▶ [WRITTEN TASK] Rewrite the lines starting at the first one and ending at the line that contains "intro-label: I am", changing every "icon" to "glyph" and leaving everything else as it is.
--- Begin EXERCISE DATA ---
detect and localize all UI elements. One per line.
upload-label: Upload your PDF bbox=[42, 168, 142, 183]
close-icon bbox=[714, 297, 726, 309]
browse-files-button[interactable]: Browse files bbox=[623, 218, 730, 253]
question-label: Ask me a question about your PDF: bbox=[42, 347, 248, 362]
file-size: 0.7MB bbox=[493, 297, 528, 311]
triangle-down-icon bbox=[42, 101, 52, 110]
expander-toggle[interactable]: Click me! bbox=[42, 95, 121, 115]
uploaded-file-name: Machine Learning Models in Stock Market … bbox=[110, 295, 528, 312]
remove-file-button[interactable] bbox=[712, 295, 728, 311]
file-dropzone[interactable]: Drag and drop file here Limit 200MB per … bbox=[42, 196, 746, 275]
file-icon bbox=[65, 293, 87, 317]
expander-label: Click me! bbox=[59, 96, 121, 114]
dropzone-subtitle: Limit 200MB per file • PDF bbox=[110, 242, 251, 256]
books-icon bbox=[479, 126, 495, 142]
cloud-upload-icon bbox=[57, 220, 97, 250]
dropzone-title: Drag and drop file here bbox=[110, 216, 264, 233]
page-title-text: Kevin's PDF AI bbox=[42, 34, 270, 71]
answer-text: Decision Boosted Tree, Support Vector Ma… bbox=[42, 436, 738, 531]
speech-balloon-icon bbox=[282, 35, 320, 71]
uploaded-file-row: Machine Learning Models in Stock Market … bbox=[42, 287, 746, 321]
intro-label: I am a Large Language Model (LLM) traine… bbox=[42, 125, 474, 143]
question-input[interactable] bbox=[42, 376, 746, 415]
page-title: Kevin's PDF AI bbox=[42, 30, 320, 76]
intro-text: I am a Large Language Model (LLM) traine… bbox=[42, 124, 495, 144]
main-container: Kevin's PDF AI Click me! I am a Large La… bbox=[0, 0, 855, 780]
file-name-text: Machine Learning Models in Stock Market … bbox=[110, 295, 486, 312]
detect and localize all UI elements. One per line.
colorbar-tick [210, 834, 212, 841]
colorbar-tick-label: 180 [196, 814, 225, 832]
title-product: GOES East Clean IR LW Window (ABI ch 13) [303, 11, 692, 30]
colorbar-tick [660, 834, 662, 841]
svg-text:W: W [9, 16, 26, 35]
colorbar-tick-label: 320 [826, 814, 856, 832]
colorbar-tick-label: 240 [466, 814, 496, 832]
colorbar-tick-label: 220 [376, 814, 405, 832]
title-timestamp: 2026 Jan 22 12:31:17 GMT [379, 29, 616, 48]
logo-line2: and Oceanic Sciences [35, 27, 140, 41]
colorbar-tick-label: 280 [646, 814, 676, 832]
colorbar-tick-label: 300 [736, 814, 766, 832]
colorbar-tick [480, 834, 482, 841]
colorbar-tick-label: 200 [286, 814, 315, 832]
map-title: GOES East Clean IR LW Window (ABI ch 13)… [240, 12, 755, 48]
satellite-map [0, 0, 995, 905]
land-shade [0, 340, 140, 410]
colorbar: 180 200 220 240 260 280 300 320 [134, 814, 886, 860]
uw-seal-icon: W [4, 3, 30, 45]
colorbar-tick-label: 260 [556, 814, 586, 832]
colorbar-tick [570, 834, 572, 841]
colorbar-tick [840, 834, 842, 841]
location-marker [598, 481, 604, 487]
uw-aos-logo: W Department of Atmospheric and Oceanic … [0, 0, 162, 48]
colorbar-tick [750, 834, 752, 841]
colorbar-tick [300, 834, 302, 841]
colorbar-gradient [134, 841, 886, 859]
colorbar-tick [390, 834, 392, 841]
--- End EXERCISE DATA ---
▶ [TASK SOLUTION]
detect and localize all UI elements. One per line.
upload-label: Upload your PDF bbox=[42, 168, 142, 183]
close-glyph bbox=[714, 297, 726, 309]
browse-files-button[interactable]: Browse files bbox=[623, 218, 730, 253]
question-label: Ask me a question about your PDF: bbox=[42, 347, 248, 362]
file-size: 0.7MB bbox=[493, 297, 528, 311]
triangle-down-glyph bbox=[42, 101, 52, 110]
expander-toggle[interactable]: Click me! bbox=[42, 95, 121, 115]
uploaded-file-name: Machine Learning Models in Stock Market … bbox=[110, 295, 528, 312]
remove-file-button[interactable] bbox=[712, 295, 728, 311]
file-dropzone[interactable]: Drag and drop file here Limit 200MB per … bbox=[42, 196, 746, 275]
file-glyph bbox=[65, 293, 87, 317]
expander-label: Click me! bbox=[59, 96, 121, 114]
dropzone-subtitle: Limit 200MB per file • PDF bbox=[110, 242, 251, 256]
books-glyph bbox=[479, 126, 495, 142]
cloud-upload-glyph bbox=[57, 220, 97, 250]
dropzone-title: Drag and drop file here bbox=[110, 216, 264, 233]
page-title-text: Kevin's PDF AI bbox=[42, 34, 270, 71]
answer-text: Decision Boosted Tree, Support Vector Ma… bbox=[42, 436, 738, 531]
speech-balloon-glyph bbox=[282, 35, 320, 71]
uploaded-file-row: Machine Learning Models in Stock Market … bbox=[42, 287, 746, 321]
intro-label: I am a Large Language Model (LLM) traine… bbox=[42, 125, 474, 143]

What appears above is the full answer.